## WHAT THE TASK REQUIRES:
Below are the records; collect from them each line containing the string "rabbit".

## RECORDED INFORMATION:
┌──

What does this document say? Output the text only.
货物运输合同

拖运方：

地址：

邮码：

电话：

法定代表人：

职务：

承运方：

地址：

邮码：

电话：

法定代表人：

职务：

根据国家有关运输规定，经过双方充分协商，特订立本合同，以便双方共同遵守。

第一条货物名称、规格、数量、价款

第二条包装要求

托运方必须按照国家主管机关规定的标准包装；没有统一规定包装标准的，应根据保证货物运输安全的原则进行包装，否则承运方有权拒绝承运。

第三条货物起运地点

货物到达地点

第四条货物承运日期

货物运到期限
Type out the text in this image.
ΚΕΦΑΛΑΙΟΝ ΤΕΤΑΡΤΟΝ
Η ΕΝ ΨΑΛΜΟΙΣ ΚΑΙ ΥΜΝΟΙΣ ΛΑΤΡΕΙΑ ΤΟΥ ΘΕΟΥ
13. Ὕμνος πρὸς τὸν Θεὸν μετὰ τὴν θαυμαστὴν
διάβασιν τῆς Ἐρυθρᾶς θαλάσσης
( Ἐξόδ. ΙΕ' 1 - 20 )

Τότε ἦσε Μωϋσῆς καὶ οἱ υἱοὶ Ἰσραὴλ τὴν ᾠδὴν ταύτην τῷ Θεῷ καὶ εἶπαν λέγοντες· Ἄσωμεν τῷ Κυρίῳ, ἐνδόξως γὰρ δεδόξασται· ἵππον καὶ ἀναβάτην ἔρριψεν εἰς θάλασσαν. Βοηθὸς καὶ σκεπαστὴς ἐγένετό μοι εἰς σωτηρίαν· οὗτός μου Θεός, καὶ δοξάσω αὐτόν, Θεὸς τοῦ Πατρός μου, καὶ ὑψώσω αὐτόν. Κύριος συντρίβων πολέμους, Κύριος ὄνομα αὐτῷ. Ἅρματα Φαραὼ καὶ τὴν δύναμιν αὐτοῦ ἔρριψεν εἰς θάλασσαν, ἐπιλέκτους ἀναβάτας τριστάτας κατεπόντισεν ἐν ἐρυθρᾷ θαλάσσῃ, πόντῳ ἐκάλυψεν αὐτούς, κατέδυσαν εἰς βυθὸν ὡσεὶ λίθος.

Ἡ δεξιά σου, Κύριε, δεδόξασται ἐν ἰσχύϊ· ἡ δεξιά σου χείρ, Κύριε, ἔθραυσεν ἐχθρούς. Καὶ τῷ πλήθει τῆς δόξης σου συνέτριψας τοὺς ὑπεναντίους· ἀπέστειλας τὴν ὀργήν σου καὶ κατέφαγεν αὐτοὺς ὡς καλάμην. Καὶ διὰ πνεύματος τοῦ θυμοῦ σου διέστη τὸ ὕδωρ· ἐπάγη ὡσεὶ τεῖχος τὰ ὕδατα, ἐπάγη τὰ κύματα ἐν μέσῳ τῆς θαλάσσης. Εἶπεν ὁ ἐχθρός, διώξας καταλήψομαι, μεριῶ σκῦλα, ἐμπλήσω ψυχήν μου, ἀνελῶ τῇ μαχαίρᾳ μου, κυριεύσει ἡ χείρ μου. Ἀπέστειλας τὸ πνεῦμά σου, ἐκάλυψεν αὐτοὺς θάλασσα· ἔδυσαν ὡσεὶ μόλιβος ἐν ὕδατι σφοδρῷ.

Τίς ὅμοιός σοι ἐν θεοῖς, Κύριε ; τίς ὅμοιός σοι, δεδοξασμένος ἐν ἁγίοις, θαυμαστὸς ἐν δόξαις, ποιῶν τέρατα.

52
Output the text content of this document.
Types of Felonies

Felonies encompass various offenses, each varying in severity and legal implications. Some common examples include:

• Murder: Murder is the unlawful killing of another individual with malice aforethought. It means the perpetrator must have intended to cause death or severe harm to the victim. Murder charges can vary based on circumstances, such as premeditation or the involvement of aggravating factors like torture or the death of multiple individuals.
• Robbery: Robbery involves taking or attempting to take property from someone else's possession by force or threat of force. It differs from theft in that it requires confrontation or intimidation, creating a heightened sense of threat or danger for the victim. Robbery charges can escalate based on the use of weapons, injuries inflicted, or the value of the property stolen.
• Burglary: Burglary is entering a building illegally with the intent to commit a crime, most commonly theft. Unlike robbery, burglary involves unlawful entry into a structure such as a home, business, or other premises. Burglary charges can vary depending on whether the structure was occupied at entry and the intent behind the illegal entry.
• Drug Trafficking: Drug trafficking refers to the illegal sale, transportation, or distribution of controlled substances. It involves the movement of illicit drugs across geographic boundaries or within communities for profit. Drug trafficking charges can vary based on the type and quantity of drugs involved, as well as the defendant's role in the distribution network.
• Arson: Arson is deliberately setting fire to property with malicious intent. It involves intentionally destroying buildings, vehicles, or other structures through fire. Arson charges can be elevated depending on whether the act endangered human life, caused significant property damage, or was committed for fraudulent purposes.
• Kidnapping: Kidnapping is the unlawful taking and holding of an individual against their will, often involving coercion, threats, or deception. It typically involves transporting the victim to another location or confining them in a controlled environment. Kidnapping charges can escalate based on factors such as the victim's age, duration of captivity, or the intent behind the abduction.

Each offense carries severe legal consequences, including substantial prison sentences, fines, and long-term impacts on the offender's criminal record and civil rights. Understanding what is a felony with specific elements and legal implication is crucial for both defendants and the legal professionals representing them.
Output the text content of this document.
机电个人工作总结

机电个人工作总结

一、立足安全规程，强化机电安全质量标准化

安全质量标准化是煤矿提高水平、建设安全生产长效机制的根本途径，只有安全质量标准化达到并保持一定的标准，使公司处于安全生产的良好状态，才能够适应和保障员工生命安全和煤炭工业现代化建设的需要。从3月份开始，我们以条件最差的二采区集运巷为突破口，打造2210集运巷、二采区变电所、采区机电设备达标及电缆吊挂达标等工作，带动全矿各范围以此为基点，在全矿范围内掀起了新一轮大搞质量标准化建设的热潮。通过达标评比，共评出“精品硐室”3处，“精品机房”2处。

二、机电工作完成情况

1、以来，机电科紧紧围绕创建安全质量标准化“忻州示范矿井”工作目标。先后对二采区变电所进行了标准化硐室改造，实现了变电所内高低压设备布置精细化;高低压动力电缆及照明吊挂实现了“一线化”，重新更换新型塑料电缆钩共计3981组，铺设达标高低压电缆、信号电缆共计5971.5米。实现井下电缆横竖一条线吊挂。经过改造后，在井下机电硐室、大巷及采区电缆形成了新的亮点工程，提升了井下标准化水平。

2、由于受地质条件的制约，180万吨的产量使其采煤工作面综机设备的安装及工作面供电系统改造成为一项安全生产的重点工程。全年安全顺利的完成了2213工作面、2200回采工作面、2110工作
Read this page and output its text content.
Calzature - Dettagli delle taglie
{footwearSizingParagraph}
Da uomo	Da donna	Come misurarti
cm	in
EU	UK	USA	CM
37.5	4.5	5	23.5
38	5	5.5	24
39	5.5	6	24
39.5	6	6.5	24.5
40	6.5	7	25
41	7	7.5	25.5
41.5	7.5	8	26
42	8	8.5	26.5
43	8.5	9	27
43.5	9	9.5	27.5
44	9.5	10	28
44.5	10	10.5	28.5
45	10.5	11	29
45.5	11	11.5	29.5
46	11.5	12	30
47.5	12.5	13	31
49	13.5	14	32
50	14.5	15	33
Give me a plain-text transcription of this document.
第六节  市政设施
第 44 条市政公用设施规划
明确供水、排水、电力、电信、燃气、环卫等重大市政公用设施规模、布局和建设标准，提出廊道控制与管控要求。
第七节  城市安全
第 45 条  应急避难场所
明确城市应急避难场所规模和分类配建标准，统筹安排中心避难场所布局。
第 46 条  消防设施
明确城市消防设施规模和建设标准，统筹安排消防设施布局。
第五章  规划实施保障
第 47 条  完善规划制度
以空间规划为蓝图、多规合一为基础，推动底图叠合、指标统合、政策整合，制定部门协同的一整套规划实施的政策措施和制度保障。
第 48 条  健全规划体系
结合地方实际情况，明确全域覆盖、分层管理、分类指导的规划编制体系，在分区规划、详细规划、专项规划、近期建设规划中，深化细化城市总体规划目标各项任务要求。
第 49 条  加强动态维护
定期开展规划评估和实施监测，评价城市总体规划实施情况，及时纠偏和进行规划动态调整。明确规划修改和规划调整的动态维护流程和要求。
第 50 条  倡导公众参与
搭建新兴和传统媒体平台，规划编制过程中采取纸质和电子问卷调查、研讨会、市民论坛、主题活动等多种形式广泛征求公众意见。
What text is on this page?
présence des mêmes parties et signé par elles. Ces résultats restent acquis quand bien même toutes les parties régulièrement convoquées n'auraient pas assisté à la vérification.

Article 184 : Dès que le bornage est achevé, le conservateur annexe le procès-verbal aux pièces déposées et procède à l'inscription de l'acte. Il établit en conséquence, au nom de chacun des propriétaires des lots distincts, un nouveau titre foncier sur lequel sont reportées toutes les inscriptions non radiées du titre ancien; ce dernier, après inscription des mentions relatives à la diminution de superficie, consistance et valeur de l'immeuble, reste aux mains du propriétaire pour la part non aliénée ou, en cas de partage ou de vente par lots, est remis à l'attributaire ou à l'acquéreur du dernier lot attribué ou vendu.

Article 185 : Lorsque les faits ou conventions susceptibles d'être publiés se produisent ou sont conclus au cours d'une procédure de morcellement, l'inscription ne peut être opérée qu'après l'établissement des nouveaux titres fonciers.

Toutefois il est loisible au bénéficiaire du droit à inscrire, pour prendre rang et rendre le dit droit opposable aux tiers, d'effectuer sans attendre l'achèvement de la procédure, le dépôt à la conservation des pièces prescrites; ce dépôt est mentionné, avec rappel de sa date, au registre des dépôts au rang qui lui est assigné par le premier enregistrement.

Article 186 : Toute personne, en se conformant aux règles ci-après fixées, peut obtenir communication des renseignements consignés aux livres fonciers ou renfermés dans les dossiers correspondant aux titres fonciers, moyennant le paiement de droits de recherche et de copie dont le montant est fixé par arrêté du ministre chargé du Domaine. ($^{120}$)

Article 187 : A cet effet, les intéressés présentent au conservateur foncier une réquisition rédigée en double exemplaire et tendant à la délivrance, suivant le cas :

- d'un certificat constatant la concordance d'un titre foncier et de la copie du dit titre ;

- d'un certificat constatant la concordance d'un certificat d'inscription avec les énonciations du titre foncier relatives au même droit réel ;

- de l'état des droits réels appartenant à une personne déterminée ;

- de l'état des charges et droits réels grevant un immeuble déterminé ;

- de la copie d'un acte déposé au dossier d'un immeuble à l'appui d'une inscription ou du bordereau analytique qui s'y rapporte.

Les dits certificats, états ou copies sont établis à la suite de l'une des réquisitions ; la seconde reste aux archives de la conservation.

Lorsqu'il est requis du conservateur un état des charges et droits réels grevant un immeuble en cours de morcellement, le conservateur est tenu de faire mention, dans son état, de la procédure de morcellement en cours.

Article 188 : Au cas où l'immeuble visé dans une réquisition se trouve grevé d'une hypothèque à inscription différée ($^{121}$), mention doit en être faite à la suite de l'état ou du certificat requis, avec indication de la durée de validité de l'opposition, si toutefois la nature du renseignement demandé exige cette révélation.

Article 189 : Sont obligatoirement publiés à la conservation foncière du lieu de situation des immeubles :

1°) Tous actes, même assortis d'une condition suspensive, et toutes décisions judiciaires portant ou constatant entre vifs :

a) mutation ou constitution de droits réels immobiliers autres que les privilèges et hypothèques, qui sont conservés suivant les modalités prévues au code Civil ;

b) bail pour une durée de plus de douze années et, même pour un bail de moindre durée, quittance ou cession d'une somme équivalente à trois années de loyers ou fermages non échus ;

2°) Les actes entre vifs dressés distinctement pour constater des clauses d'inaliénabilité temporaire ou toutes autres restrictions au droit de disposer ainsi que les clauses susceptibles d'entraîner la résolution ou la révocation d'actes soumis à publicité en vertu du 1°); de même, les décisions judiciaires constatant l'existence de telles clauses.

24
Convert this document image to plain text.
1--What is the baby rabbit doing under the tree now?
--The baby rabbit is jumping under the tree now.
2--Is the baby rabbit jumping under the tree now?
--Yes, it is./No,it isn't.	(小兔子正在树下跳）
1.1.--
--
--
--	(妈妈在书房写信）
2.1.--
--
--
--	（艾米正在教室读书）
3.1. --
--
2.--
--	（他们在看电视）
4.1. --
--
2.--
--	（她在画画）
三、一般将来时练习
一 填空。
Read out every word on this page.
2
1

└──

## RESULT OF THIS EXERCISE:
1--What is the baby rabbit doing under the tree now?
--The baby rabbit is jumping under the tree now.
2--Is the baby rabbit jumping under the tree now?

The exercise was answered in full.